§ Exercise goal
Every line that contains the word "échéance" should be copied.

§ Exercise materials
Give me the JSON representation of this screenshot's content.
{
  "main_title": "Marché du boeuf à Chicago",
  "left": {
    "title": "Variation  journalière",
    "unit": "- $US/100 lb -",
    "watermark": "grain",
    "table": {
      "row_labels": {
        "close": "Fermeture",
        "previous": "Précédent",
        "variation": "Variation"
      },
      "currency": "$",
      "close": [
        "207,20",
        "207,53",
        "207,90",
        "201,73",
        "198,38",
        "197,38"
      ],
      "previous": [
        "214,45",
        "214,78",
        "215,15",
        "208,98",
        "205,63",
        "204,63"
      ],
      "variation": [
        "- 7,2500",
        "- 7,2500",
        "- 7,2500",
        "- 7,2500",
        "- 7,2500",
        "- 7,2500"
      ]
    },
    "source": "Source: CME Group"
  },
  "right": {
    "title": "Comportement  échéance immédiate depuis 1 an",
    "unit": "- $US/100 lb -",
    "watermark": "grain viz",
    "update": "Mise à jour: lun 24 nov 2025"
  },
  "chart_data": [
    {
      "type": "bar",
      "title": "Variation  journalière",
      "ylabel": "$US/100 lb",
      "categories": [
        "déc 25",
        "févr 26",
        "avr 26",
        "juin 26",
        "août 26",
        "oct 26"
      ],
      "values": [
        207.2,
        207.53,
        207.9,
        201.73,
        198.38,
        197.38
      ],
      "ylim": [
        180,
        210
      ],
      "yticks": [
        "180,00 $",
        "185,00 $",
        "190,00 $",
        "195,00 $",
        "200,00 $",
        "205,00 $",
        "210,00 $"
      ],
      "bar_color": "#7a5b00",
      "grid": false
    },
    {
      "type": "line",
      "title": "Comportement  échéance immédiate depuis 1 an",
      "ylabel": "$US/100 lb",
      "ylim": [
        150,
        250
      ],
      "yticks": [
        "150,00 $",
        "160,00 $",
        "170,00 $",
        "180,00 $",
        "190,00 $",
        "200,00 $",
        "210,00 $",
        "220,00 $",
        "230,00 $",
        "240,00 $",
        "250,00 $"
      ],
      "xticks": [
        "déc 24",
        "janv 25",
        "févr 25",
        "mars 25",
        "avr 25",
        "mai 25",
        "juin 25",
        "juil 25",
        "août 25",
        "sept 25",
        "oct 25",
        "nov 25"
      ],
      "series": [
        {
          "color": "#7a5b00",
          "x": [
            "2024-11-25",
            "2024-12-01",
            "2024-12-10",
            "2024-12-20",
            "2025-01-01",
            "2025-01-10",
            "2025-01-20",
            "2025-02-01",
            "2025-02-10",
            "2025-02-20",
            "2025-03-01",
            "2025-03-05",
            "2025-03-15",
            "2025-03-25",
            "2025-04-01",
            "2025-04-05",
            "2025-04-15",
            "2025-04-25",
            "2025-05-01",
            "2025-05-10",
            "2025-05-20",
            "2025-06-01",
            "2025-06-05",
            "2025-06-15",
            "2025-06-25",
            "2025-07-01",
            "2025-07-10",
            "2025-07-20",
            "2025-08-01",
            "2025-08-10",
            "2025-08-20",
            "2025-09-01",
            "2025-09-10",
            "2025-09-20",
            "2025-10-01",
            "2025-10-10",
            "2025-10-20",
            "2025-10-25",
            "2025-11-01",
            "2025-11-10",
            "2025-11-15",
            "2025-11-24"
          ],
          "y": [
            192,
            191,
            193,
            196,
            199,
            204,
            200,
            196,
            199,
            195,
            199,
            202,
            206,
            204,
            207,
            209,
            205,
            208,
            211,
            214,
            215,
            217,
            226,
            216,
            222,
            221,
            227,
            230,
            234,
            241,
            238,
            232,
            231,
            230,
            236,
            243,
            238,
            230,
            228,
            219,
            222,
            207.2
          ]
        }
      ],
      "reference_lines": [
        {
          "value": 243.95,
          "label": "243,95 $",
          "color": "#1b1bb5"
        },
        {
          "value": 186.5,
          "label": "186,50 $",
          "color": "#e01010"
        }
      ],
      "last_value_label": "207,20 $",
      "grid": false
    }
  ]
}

§ Response to this exercise
    "title": "Comportement  échéance immédiate depuis 1 an",
      "title": "Comportement  échéance immédiate depuis 1 an",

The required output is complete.